■ **Records to process**
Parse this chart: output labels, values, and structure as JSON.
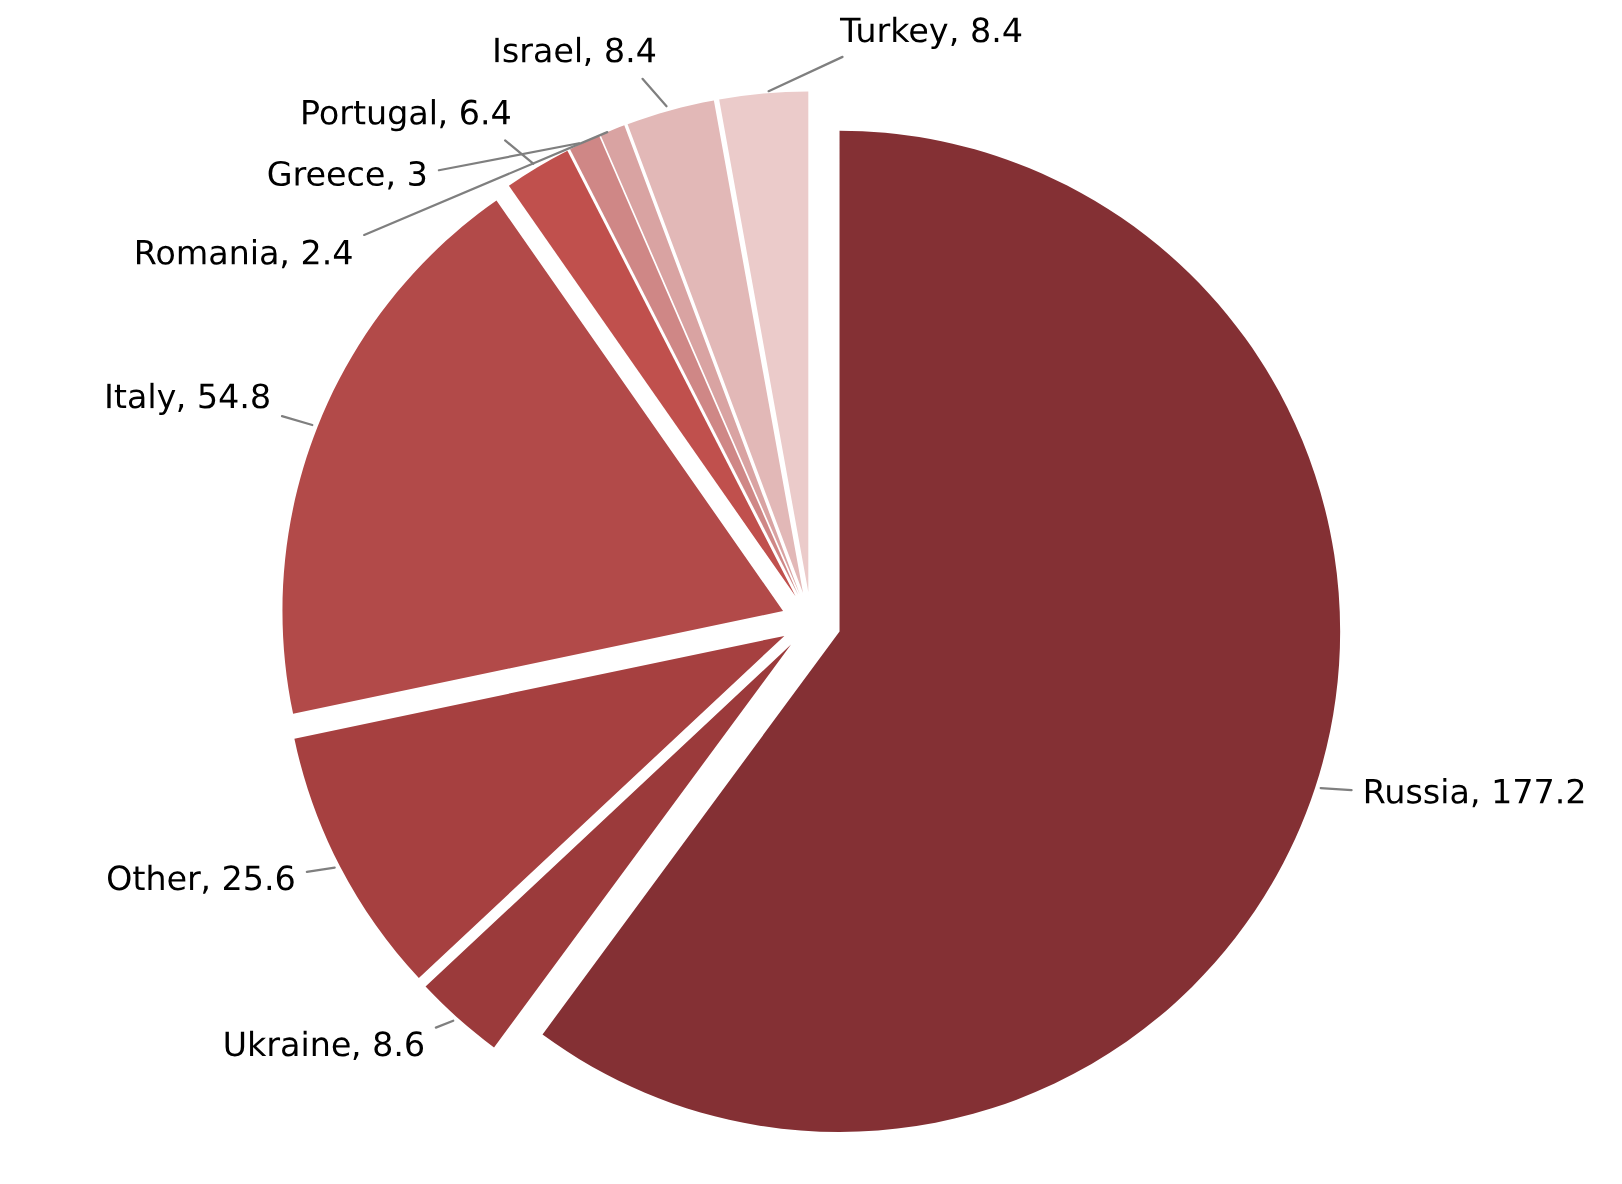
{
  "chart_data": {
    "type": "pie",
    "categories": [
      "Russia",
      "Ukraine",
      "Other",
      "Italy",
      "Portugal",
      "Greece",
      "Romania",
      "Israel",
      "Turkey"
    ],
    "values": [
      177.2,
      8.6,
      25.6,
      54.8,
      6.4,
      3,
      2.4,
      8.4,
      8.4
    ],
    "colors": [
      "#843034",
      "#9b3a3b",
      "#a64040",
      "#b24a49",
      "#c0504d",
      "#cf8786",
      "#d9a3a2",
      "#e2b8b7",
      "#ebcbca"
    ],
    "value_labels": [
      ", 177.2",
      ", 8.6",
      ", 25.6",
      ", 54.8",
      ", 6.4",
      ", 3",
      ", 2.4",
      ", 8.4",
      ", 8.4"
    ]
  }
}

■ **Requirement**
Quote the records above in full, dropping each picture.

■ **Answer for this exercise**
Parse this chart: output labels, values, and structure as JSON.
{
  "chart_data": {
    "type": "pie",
    "categories": [
      "Russia",
      "Ukraine",
      "Other",
      "Italy",
      "Portugal",
      "Greece",
      "Romania",
      "Israel",
      "Turkey"
    ],
    "values": [
      177.2,
      8.6,
      25.6,
      54.8,
      6.4,
      3,
      2.4,
      8.4,
      8.4
    ],
    "colors": [
      "#843034",
      "#9b3a3b",
      "#a64040",
      "#b24a49",
      "#c0504d",
      "#cf8786",
      "#d9a3a2",
      "#e2b8b7",
      "#ebcbca"
    ],
    "value_labels": [
      ", 177.2",
      ", 8.6",
      ", 25.6",
      ", 54.8",
      ", 6.4",
      ", 3",
      ", 2.4",
      ", 8.4",
      ", 8.4"
    ]
  }
}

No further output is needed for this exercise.